> Exercise input
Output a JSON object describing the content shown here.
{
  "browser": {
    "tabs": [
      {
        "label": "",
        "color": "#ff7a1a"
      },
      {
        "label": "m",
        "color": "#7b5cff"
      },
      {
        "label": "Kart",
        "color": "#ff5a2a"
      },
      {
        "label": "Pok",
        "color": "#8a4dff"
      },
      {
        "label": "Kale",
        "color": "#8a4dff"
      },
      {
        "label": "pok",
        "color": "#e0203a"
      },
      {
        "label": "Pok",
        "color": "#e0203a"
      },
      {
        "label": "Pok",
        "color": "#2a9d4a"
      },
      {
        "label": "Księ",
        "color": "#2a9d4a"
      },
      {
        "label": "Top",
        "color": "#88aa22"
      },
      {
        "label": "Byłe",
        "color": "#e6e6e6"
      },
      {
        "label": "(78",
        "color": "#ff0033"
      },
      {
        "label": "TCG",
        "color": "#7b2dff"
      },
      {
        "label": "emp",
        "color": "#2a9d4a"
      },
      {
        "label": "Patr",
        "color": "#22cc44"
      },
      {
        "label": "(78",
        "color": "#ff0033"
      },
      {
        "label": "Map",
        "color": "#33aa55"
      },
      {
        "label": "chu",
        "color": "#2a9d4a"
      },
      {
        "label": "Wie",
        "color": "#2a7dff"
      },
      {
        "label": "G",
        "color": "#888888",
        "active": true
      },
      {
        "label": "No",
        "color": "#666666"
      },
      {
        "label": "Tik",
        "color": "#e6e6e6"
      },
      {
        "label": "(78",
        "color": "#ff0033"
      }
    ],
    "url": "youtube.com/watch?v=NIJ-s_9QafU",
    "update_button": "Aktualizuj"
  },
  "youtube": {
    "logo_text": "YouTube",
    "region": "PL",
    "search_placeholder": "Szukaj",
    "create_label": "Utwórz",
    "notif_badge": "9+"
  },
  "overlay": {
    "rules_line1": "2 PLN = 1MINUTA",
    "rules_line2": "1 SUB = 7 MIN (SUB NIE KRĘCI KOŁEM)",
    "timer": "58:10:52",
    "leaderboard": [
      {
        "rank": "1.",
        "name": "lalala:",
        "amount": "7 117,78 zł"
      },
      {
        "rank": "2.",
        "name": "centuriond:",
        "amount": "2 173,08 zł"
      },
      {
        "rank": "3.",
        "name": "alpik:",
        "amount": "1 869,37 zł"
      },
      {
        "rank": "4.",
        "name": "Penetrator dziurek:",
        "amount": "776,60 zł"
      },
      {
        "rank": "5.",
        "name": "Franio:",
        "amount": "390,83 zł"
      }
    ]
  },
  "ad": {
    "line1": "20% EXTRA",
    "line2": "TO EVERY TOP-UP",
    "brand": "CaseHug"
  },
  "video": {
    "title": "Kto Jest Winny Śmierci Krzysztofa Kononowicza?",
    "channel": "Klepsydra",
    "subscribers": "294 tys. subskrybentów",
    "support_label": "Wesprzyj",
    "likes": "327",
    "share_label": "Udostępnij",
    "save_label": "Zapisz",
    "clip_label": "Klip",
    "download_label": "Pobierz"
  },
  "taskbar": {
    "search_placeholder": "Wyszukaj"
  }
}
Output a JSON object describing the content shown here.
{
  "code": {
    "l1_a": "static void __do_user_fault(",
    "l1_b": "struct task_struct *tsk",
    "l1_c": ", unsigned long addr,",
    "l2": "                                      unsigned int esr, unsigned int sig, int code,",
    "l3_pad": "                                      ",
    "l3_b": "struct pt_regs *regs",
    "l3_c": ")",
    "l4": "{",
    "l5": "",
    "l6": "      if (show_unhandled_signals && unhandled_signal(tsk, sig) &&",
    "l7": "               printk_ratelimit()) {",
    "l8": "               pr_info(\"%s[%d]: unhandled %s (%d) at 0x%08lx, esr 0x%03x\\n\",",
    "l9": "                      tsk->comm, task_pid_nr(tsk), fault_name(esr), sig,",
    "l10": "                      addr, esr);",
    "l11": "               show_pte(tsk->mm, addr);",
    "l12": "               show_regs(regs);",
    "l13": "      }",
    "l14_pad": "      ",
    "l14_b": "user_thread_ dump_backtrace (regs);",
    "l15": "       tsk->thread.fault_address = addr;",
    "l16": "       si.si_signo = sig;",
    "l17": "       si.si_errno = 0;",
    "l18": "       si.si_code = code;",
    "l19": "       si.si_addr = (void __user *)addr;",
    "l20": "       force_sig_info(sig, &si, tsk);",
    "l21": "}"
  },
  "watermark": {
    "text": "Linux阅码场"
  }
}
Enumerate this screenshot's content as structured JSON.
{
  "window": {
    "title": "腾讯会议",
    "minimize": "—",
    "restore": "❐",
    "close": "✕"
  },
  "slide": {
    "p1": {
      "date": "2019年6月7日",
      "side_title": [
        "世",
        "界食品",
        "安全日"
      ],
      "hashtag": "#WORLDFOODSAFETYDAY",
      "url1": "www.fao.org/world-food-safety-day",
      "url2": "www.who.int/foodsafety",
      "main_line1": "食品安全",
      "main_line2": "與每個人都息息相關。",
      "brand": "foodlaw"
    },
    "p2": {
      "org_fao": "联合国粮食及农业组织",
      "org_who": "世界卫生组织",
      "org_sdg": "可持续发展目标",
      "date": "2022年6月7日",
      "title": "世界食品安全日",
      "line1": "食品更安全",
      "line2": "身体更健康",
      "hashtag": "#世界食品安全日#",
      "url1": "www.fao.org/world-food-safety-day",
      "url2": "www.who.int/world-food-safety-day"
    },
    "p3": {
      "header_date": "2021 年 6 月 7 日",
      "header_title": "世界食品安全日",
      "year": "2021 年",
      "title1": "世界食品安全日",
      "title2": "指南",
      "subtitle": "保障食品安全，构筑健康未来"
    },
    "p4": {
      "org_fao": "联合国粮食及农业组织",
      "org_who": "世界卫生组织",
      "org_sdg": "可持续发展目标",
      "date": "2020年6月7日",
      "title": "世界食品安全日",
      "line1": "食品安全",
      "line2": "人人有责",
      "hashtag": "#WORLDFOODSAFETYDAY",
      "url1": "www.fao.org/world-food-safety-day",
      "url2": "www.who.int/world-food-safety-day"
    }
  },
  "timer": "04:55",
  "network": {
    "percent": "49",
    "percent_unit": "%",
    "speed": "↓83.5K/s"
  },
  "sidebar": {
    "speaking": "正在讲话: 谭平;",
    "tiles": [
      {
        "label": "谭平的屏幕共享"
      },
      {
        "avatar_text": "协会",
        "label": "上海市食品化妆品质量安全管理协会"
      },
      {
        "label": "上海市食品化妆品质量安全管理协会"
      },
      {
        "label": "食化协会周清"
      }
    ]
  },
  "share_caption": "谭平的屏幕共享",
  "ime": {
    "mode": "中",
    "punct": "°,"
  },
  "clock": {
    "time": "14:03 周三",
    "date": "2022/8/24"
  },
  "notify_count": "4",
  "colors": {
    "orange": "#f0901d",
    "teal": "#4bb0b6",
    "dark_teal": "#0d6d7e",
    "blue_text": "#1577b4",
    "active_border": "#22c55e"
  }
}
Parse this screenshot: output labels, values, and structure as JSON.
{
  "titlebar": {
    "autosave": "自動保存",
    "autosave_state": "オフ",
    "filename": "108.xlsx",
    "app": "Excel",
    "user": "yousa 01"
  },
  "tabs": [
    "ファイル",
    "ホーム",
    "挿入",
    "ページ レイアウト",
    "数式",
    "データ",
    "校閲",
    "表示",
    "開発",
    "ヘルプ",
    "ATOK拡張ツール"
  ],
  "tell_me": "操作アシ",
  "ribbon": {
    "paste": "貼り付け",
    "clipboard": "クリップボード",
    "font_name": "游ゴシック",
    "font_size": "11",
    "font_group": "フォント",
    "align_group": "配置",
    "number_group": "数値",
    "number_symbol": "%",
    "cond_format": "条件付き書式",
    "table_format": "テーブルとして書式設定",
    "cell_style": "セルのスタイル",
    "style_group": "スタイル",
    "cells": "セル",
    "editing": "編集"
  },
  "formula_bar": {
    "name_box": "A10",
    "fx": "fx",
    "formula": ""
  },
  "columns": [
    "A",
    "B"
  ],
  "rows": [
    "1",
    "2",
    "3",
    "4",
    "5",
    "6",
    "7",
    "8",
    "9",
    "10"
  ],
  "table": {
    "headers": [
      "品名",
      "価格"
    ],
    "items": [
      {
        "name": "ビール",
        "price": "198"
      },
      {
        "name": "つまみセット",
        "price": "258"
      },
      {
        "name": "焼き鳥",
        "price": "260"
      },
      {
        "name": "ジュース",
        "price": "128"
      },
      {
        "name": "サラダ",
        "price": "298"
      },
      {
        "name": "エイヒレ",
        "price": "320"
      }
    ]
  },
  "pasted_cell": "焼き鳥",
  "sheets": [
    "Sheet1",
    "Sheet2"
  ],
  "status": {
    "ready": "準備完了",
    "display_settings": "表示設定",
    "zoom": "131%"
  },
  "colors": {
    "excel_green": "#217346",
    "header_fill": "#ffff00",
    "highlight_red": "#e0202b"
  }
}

> What you should do
Everything from the line containing "Parse this screenshot: output" to the end of the records must be written out exactly; include both of those lines and no others.

> Right answer
Parse this screenshot: output labels, values, and structure as JSON.
{
  "titlebar": {
    "autosave": "自動保存",
    "autosave_state": "オフ",
    "filename": "108.xlsx",
    "app": "Excel",
    "user": "yousa 01"
  },
  "tabs": [
    "ファイル",
    "ホーム",
    "挿入",
    "ページ レイアウト",
    "数式",
    "データ",
    "校閲",
    "表示",
    "開発",
    "ヘルプ",
    "ATOK拡張ツール"
  ],
  "tell_me": "操作アシ",
  "ribbon": {
    "paste": "貼り付け",
    "clipboard": "クリップボード",
    "font_name": "游ゴシック",
    "font_size": "11",
    "font_group": "フォント",
    "align_group": "配置",
    "number_group": "数値",
    "number_symbol": "%",
    "cond_format": "条件付き書式",
    "table_format": "テーブルとして書式設定",
    "cell_style": "セルのスタイル",
    "style_group": "スタイル",
    "cells": "セル",
    "editing": "編集"
  },
  "formula_bar": {
    "name_box": "A10",
    "fx": "fx",
    "formula": ""
  },
  "columns": [
    "A",
    "B"
  ],
  "rows": [
    "1",
    "2",
    "3",
    "4",
    "5",
    "6",
    "7",
    "8",
    "9",
    "10"
  ],
  "table": {
    "headers": [
      "品名",
      "価格"
    ],
    "items": [
      {
        "name": "ビール",
        "price": "198"
      },
      {
        "name": "つまみセット",
        "price": "258"
      },
      {
        "name": "焼き鳥",
        "price": "260"
      },
      {
        "name": "ジュース",
        "price": "128"
      },
      {
        "name": "サラダ",
        "price": "298"
      },
      {
        "name": "エイヒレ",
        "price": "320"
      }
    ]
  },
  "pasted_cell": "焼き鳥",
  "sheets": [
    "Sheet1",
    "Sheet2"
  ],
  "status": {
    "ready": "準備完了",
    "display_settings": "表示設定",
    "zoom": "131%"
  },
  "colors": {
    "excel_green": "#217346",
    "header_fill": "#ffff00",
    "highlight_red": "#e0202b"
  }
}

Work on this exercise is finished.